### To be done
Update the lines below by replacing every instance of "country-border" with "national-boundary", leaving everything else unchanged.

[Records]
• • • • • • •
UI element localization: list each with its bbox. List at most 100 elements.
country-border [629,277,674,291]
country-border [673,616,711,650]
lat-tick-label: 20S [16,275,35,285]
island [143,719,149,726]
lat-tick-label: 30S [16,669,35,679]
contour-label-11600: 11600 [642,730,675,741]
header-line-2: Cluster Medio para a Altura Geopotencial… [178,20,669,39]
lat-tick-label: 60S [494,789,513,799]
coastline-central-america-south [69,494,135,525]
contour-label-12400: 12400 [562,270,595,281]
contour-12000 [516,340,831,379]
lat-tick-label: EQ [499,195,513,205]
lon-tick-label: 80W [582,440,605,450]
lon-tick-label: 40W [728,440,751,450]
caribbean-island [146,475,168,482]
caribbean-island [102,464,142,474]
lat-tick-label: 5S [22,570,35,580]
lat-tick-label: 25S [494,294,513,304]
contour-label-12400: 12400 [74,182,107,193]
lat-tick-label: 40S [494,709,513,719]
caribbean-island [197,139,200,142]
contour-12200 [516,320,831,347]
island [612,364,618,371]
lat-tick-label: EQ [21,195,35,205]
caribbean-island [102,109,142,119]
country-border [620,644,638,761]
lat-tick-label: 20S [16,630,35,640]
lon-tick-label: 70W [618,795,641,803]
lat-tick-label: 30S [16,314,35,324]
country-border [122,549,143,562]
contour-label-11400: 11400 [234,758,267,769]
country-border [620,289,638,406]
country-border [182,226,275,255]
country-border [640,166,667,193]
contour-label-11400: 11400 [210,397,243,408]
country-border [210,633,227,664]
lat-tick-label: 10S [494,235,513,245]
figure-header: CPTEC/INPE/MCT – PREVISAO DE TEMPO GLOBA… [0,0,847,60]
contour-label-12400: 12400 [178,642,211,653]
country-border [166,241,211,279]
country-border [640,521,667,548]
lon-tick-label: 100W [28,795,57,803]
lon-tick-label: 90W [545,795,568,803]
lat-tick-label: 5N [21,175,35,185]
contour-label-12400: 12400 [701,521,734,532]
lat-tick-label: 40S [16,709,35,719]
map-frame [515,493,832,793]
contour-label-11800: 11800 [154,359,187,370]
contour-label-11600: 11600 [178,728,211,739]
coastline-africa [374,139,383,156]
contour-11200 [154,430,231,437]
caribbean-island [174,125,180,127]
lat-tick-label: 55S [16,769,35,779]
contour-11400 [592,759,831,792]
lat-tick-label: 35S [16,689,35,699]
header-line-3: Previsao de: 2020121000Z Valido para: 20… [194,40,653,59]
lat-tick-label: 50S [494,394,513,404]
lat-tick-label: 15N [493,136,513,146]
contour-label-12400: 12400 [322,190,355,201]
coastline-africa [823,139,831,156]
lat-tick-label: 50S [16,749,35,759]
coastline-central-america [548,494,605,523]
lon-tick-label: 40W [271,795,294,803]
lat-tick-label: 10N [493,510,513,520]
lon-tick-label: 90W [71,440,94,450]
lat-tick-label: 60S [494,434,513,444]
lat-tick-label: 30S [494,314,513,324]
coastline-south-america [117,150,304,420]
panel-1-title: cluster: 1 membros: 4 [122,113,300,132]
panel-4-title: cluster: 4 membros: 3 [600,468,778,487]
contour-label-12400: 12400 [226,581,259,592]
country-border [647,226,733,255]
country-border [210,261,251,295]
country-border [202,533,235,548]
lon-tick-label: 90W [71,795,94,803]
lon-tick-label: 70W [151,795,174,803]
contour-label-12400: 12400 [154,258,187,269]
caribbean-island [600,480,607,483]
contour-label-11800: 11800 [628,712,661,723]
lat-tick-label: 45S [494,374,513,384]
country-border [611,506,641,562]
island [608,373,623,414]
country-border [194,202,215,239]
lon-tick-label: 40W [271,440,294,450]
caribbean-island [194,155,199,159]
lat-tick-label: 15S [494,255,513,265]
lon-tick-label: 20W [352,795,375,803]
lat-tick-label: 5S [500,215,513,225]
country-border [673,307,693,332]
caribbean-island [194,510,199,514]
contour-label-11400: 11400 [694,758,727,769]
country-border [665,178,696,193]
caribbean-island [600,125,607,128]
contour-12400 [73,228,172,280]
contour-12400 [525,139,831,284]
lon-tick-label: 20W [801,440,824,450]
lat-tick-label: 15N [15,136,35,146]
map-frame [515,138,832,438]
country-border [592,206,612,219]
• • • • • • •
### Full response
UI element localization: list each with its bbox. List at most 100 elements.
national-boundary [629,277,674,291]
national-boundary [673,616,711,650]
lat-tick-label: 20S [16,275,35,285]
island [143,719,149,726]
lat-tick-label: 30S [16,669,35,679]
contour-label-11600: 11600 [642,730,675,741]
header-line-2: Cluster Medio para a Altura Geopotencial… [178,20,669,39]
lat-tick-label: 60S [494,789,513,799]
coastline-central-america-south [69,494,135,525]
contour-label-12400: 12400 [562,270,595,281]
contour-12000 [516,340,831,379]
lat-tick-label: EQ [499,195,513,205]
lon-tick-label: 80W [582,440,605,450]
lon-tick-label: 40W [728,440,751,450]
caribbean-island [146,475,168,482]
caribbean-island [102,464,142,474]
lat-tick-label: 5S [22,570,35,580]
lat-tick-label: 25S [494,294,513,304]
contour-label-12400: 12400 [74,182,107,193]
lat-tick-label: 40S [494,709,513,719]
caribbean-island [197,139,200,142]
contour-12200 [516,320,831,347]
island [612,364,618,371]
lat-tick-label: EQ [21,195,35,205]
caribbean-island [102,109,142,119]
national-boundary [620,644,638,761]
lat-tick-label: 20S [16,630,35,640]
lon-tick-label: 70W [618,795,641,803]
lat-tick-label: 30S [16,314,35,324]
national-boundary [122,549,143,562]
contour-label-11400: 11400 [234,758,267,769]
national-boundary [620,289,638,406]
national-boundary [182,226,275,255]
national-boundary [640,166,667,193]
contour-label-11400: 11400 [210,397,243,408]
national-boundary [210,633,227,664]
lat-tick-label: 10S [494,235,513,245]
figure-header: CPTEC/INPE/MCT – PREVISAO DE TEMPO GLOBA… [0,0,847,60]
contour-label-12400: 12400 [178,642,211,653]
national-boundary [166,241,211,279]
national-boundary [640,521,667,548]
lon-tick-label: 100W [28,795,57,803]
lon-tick-label: 90W [545,795,568,803]
lat-tick-label: 5N [21,175,35,185]
contour-label-12400: 12400 [701,521,734,532]
lat-tick-label: 40S [16,709,35,719]
map-frame [515,493,832,793]
contour-label-11800: 11800 [154,359,187,370]
contour-label-11600: 11600 [178,728,211,739]
coastline-africa [374,139,383,156]
contour-11200 [154,430,231,437]
caribbean-island [174,125,180,127]
lat-tick-label: 55S [16,769,35,779]
contour-11400 [592,759,831,792]
lat-tick-label: 35S [16,689,35,699]
header-line-3: Previsao de: 2020121000Z Valido para: 20… [194,40,653,59]
lat-tick-label: 50S [494,394,513,404]
lat-tick-label: 15N [493,136,513,146]
contour-label-12400: 12400 [322,190,355,201]
coastline-africa [823,139,831,156]
lat-tick-label: 50S [16,749,35,759]
coastline-central-america [548,494,605,523]
lon-tick-label: 40W [271,795,294,803]
lat-tick-label: 10N [493,510,513,520]
lon-tick-label: 90W [71,440,94,450]
lat-tick-label: 60S [494,434,513,444]
lat-tick-label: 30S [494,314,513,324]
coastline-south-america [117,150,304,420]
panel-1-title: cluster: 1 membros: 4 [122,113,300,132]
panel-4-title: cluster: 4 membros: 3 [600,468,778,487]
contour-label-12400: 12400 [226,581,259,592]
national-boundary [647,226,733,255]
national-boundary [210,261,251,295]
national-boundary [202,533,235,548]
lon-tick-label: 90W [71,795,94,803]
lon-tick-label: 70W [151,795,174,803]
contour-label-12400: 12400 [154,258,187,269]
caribbean-island [600,480,607,483]
contour-label-11800: 11800 [628,712,661,723]
lat-tick-label: 45S [494,374,513,384]
national-boundary [611,506,641,562]
island [608,373,623,414]
national-boundary [194,202,215,239]
lon-tick-label: 40W [271,440,294,450]
caribbean-island [194,155,199,159]
lat-tick-label: 15S [494,255,513,265]
lon-tick-label: 20W [352,795,375,803]
lat-tick-label: 5S [500,215,513,225]
national-boundary [673,307,693,332]
caribbean-island [194,510,199,514]
contour-label-11400: 11400 [694,758,727,769]
national-boundary [665,178,696,193]
caribbean-island [600,125,607,128]
contour-12400 [73,228,172,280]
contour-12400 [525,139,831,284]
lon-tick-label: 20W [801,440,824,450]
lat-tick-label: 15N [15,136,35,146]
map-frame [515,138,832,438]
national-boundary [592,206,612,219]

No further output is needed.